▶ What is being asked: Note how many lines hold the string "UTARA" and give that number without any other words.

▶ Rows:
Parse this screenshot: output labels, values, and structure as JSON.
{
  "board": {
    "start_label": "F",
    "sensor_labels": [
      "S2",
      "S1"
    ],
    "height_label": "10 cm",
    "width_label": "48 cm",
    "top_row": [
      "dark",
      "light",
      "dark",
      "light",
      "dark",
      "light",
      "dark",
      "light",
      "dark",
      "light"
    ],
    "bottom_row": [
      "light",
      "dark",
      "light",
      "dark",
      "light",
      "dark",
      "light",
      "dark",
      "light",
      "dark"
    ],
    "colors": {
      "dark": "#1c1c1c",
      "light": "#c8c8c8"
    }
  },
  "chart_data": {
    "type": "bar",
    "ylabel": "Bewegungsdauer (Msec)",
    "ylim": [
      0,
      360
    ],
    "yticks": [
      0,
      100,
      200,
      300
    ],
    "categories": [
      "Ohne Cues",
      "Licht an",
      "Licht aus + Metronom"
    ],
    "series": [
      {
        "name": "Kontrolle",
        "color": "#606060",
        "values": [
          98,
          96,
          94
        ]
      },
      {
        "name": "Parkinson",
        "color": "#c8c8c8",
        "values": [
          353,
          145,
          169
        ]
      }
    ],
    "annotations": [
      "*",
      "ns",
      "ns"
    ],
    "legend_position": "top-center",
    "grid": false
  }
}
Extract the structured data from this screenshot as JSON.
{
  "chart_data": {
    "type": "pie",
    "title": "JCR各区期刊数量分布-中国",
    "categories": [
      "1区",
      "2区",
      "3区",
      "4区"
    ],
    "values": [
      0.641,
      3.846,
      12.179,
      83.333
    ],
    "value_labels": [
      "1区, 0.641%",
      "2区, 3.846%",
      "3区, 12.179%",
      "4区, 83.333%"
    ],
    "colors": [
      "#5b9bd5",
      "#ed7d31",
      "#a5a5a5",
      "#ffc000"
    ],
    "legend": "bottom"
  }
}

--

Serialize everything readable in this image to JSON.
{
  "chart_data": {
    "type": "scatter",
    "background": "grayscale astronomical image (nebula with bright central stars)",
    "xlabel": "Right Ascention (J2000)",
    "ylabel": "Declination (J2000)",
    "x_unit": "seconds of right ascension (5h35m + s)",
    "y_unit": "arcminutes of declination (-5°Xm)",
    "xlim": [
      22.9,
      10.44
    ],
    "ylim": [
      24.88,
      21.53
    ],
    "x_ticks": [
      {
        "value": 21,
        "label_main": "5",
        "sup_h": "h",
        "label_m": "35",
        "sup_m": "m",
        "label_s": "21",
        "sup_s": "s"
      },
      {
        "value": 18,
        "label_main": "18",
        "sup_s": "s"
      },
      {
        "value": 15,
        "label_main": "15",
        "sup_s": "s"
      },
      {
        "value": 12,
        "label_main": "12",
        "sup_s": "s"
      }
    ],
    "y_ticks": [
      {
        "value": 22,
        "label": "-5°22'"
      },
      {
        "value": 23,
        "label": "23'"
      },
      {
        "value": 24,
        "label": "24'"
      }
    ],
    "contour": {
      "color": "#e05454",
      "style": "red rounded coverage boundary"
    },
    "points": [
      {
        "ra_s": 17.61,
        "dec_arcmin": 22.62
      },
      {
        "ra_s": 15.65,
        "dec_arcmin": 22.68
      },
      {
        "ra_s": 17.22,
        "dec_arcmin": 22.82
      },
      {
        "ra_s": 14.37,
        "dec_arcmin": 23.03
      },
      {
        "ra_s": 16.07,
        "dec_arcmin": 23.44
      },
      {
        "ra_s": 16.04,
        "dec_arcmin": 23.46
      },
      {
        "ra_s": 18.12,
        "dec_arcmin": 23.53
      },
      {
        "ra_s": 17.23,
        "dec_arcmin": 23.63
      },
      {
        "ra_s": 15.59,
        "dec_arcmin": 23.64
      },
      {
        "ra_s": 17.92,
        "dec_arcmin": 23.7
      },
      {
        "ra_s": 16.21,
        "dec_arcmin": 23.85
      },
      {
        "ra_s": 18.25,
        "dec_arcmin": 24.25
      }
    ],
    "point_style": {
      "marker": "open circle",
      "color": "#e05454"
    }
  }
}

---

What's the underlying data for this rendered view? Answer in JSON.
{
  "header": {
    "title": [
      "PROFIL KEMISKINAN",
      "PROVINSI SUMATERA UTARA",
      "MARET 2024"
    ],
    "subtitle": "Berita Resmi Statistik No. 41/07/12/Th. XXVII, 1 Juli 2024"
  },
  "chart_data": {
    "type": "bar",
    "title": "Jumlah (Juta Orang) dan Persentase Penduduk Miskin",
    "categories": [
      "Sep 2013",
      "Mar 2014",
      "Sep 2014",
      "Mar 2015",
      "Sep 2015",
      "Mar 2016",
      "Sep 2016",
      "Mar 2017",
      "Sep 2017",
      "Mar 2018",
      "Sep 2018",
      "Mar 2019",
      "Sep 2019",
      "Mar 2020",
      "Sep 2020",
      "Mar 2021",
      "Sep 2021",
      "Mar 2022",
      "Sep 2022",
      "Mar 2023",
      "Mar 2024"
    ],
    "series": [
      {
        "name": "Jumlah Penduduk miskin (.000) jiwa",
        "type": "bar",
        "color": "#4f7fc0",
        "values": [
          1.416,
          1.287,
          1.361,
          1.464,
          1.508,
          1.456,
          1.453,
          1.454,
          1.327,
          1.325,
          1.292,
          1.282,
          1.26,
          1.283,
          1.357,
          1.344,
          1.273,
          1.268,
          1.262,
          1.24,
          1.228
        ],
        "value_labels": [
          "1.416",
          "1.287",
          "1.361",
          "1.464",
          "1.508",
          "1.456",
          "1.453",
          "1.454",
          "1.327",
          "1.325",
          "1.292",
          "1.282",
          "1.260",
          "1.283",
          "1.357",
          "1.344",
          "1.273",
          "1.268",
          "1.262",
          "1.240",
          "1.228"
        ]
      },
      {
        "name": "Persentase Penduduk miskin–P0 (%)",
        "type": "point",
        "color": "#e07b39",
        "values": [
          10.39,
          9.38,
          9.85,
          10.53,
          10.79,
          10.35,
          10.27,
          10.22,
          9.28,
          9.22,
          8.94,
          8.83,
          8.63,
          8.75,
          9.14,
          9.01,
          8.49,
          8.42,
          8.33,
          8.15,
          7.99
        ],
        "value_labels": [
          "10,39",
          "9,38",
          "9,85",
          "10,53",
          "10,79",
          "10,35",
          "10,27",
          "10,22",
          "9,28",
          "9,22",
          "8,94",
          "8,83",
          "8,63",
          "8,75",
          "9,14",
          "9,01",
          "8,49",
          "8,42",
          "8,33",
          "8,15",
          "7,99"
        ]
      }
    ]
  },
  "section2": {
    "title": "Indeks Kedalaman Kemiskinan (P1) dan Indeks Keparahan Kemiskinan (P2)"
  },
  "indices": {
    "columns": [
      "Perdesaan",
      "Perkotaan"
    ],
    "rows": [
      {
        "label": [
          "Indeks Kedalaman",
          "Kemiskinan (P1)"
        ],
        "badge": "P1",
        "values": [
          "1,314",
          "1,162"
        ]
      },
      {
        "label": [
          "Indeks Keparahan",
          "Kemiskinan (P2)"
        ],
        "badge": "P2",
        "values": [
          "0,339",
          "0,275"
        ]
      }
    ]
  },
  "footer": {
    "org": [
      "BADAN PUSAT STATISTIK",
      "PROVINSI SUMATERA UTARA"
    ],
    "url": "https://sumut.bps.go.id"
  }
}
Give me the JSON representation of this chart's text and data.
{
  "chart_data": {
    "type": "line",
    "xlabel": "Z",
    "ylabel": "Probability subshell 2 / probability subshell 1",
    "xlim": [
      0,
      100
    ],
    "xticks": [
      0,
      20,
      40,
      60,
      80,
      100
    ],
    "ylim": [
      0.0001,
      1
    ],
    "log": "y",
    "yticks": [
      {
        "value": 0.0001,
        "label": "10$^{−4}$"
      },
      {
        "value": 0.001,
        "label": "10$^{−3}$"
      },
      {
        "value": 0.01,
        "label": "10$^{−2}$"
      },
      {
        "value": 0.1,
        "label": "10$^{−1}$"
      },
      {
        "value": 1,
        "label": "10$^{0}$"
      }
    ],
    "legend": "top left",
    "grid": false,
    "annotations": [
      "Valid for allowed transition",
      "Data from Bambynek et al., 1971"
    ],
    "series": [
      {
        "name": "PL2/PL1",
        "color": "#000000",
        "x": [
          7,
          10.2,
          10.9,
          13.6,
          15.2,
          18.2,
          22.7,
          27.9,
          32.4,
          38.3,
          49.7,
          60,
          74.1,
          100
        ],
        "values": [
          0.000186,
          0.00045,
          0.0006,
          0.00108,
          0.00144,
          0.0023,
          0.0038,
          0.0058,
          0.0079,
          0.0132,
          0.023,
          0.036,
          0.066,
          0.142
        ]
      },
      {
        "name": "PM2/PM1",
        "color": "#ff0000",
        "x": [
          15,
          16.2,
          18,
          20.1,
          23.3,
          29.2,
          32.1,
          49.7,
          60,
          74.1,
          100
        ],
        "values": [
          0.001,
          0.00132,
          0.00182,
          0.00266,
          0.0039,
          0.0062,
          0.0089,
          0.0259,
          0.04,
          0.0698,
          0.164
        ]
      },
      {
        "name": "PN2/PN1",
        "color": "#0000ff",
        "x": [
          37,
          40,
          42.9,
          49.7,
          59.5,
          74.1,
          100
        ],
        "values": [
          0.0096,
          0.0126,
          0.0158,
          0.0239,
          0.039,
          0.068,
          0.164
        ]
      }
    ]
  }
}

▶ Answer to the task: 2